WRITTEN TASK >> Pull out every line of the records below that contains the string "navigate", copying each one in full.

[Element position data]
================================

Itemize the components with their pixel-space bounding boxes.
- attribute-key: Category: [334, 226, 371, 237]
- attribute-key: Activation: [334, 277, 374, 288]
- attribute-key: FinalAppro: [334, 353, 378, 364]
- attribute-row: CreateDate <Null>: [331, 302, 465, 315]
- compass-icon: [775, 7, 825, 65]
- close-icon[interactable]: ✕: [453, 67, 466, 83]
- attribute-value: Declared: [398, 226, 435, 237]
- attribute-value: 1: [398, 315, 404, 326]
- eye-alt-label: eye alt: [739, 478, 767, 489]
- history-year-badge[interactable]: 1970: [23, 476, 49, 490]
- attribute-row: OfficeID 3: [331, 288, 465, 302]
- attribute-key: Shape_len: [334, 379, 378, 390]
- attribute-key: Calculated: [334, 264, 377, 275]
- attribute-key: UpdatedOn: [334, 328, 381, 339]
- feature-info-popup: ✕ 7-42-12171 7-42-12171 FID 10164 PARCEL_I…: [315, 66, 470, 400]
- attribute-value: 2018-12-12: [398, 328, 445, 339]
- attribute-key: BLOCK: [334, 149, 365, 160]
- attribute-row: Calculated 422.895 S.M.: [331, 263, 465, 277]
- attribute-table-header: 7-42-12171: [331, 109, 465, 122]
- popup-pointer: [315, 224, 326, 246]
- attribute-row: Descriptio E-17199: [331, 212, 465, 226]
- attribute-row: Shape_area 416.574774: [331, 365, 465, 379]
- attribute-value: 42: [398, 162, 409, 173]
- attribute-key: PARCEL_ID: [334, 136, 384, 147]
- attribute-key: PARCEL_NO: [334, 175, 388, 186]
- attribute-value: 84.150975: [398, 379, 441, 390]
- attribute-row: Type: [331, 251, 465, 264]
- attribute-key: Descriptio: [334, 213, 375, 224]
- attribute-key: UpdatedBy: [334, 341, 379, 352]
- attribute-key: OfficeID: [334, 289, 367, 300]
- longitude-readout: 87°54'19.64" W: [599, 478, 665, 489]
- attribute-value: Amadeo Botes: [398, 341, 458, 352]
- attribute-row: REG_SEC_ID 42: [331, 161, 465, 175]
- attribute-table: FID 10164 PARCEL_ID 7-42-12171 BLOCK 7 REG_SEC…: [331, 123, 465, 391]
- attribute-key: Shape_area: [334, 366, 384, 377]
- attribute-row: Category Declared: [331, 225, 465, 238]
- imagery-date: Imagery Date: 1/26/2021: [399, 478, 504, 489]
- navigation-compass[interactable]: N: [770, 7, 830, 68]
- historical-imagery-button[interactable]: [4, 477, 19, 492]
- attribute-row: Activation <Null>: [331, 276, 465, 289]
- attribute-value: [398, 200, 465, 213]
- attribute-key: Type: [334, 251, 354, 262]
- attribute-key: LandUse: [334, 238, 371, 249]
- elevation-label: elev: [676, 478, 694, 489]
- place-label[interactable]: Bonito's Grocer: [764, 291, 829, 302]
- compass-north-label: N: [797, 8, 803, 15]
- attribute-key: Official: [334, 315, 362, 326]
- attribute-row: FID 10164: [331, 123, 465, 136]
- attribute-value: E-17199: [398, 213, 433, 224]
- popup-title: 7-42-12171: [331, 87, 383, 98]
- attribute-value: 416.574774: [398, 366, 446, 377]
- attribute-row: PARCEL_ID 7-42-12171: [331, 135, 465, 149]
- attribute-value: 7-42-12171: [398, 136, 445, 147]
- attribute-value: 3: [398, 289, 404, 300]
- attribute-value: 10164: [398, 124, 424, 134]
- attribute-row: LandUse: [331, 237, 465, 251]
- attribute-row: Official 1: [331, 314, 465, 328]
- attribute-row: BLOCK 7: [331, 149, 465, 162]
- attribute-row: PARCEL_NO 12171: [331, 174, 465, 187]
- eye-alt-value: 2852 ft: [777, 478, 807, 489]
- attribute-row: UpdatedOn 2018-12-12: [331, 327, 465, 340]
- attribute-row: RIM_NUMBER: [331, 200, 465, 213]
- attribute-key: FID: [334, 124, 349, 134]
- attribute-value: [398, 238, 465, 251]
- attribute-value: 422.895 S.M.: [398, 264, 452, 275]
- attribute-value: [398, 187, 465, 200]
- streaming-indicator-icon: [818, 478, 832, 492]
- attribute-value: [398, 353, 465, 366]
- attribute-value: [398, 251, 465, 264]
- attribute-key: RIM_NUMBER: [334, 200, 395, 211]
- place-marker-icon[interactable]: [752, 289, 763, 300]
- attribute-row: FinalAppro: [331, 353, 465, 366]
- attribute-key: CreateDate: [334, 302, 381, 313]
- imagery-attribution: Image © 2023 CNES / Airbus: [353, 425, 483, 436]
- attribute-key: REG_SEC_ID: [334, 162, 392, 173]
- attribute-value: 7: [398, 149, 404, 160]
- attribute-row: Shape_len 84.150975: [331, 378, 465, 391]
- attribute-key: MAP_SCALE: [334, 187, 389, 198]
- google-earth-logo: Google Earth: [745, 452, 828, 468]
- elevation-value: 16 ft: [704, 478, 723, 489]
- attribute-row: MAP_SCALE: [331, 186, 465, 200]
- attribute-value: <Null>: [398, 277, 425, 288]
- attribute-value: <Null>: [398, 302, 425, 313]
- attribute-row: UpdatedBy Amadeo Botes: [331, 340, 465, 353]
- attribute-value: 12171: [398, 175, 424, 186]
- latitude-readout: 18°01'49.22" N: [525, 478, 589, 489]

================================

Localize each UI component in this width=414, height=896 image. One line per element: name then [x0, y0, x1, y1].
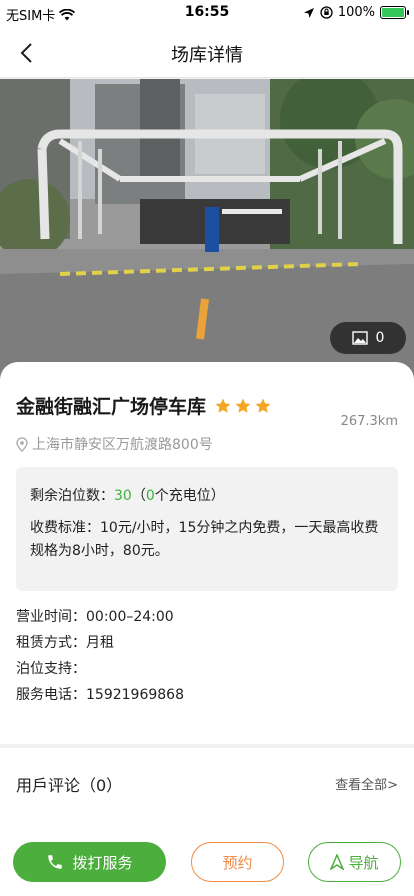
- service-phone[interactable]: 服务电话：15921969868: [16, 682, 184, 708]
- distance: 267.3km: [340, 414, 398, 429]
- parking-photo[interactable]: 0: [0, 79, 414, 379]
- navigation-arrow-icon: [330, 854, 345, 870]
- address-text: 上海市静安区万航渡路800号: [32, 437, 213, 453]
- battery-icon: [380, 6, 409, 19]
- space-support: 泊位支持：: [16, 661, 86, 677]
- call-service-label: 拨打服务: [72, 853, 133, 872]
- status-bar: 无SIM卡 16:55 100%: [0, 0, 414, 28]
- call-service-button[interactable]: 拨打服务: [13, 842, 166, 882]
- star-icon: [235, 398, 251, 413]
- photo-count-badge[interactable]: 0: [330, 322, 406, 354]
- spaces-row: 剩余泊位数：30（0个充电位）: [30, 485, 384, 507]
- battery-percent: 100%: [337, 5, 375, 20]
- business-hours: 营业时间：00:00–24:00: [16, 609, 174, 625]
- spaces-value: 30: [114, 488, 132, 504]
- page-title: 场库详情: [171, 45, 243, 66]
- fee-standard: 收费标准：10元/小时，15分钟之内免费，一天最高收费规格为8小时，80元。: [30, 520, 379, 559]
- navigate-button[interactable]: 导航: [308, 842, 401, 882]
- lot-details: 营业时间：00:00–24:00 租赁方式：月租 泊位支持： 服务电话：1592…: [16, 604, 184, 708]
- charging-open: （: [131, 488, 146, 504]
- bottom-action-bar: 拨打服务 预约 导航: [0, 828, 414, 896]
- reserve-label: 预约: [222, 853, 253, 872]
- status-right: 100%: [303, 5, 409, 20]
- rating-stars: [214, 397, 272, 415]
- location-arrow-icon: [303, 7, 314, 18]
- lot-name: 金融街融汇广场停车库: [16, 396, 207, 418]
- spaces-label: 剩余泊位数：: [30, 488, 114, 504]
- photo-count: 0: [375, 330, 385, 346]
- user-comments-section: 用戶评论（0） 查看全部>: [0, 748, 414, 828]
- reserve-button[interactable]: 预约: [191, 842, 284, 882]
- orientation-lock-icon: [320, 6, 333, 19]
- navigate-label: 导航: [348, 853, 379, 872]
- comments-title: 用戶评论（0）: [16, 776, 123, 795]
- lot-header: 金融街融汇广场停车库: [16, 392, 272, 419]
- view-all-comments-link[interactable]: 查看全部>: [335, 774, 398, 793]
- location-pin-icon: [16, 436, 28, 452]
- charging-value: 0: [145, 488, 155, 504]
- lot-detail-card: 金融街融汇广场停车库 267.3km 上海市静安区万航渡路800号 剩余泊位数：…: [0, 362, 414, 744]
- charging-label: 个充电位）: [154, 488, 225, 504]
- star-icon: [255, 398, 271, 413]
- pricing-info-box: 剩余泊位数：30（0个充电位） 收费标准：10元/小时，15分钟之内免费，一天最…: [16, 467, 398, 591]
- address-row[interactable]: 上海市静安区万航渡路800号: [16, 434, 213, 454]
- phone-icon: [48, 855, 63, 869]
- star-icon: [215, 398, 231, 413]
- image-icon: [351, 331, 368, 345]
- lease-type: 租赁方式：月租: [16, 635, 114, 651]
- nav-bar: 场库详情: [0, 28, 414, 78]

================================

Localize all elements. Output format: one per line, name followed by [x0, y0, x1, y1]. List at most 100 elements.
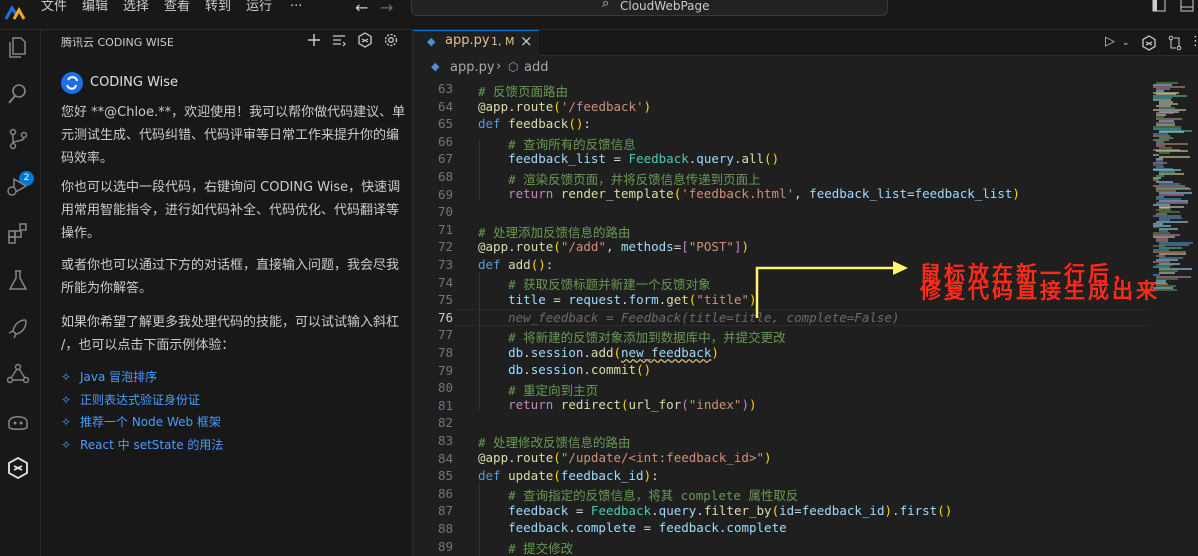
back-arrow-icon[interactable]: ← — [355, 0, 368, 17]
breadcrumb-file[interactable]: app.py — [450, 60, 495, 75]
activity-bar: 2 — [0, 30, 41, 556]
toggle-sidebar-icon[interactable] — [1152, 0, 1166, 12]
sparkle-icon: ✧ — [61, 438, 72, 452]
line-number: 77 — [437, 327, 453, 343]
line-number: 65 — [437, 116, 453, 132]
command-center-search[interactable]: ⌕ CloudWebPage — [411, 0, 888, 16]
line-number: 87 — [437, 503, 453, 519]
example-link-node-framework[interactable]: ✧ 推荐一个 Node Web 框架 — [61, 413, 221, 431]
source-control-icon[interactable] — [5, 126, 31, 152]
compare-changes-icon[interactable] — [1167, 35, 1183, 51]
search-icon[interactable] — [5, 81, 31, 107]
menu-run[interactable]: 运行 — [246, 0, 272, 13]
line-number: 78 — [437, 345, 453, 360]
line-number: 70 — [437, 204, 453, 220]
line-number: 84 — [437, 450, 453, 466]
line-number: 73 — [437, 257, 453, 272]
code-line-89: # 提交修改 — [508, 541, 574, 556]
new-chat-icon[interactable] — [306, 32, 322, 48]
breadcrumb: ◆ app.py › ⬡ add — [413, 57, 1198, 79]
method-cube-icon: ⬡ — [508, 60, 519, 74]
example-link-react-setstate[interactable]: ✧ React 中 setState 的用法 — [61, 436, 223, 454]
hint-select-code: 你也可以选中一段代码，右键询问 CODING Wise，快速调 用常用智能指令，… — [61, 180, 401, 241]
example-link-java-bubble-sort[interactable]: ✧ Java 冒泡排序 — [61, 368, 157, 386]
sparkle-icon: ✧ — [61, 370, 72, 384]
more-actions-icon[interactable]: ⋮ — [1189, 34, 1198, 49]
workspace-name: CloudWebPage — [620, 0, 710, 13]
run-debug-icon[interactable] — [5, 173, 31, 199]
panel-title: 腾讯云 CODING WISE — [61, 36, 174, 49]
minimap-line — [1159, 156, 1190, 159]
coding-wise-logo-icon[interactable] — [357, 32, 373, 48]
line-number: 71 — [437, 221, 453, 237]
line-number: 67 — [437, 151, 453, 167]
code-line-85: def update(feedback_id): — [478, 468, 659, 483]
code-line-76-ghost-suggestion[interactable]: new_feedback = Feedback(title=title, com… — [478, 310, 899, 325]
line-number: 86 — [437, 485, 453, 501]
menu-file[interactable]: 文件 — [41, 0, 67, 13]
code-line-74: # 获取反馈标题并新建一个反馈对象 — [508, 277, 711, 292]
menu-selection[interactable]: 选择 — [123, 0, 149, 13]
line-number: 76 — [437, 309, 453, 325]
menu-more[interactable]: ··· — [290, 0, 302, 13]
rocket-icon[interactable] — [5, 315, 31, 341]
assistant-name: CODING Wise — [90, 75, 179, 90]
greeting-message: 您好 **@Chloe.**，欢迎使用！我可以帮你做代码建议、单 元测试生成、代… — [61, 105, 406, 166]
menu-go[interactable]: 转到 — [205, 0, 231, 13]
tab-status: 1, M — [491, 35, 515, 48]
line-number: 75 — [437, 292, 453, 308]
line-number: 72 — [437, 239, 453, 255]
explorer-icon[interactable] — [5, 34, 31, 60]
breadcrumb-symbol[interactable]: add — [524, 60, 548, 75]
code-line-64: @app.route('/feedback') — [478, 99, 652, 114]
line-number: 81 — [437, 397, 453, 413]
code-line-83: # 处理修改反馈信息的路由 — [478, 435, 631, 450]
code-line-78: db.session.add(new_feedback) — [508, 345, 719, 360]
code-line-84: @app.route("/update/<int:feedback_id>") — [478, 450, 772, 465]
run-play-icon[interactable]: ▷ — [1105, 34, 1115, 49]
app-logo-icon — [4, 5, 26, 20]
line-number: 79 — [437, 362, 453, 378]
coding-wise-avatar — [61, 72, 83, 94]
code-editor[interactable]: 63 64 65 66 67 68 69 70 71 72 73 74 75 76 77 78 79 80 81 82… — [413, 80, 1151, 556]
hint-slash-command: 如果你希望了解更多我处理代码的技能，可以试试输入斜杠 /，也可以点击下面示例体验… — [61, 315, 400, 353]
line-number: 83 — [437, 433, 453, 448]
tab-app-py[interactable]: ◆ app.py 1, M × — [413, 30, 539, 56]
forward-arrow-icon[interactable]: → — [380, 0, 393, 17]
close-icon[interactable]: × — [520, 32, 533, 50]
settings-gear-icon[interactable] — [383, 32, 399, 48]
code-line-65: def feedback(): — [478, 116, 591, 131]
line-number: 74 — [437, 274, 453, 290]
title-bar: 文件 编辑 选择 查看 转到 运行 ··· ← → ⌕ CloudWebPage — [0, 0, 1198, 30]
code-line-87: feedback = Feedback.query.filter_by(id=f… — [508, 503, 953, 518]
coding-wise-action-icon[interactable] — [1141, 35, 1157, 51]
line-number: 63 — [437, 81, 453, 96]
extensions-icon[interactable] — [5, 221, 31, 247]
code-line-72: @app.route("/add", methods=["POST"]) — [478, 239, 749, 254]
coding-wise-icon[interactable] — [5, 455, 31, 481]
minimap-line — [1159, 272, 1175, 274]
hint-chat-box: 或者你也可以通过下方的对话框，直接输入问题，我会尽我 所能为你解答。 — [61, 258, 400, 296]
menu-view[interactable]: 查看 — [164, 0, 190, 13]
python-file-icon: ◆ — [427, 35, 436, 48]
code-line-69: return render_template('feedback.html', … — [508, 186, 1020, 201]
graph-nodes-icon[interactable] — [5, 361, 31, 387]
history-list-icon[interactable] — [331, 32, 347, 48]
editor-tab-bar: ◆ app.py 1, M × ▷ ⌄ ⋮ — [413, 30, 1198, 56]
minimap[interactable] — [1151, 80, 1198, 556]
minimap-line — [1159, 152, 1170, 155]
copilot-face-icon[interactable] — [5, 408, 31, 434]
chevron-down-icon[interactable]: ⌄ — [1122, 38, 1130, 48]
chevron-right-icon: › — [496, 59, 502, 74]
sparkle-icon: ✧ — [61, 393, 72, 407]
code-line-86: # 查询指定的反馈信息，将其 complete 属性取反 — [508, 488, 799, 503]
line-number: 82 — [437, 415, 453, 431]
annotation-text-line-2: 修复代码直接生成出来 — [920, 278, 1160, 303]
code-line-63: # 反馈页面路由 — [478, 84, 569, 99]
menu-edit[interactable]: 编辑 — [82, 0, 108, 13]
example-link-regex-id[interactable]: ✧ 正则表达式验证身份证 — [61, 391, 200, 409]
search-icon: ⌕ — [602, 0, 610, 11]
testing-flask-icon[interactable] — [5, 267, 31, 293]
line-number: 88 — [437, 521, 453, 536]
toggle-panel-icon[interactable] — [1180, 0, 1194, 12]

================================

OUTPUT FOR THIS TASK >>
- navigate-button[interactable]: 导航: [308, 842, 401, 882]
- navigate-label: 导航: [348, 853, 379, 872]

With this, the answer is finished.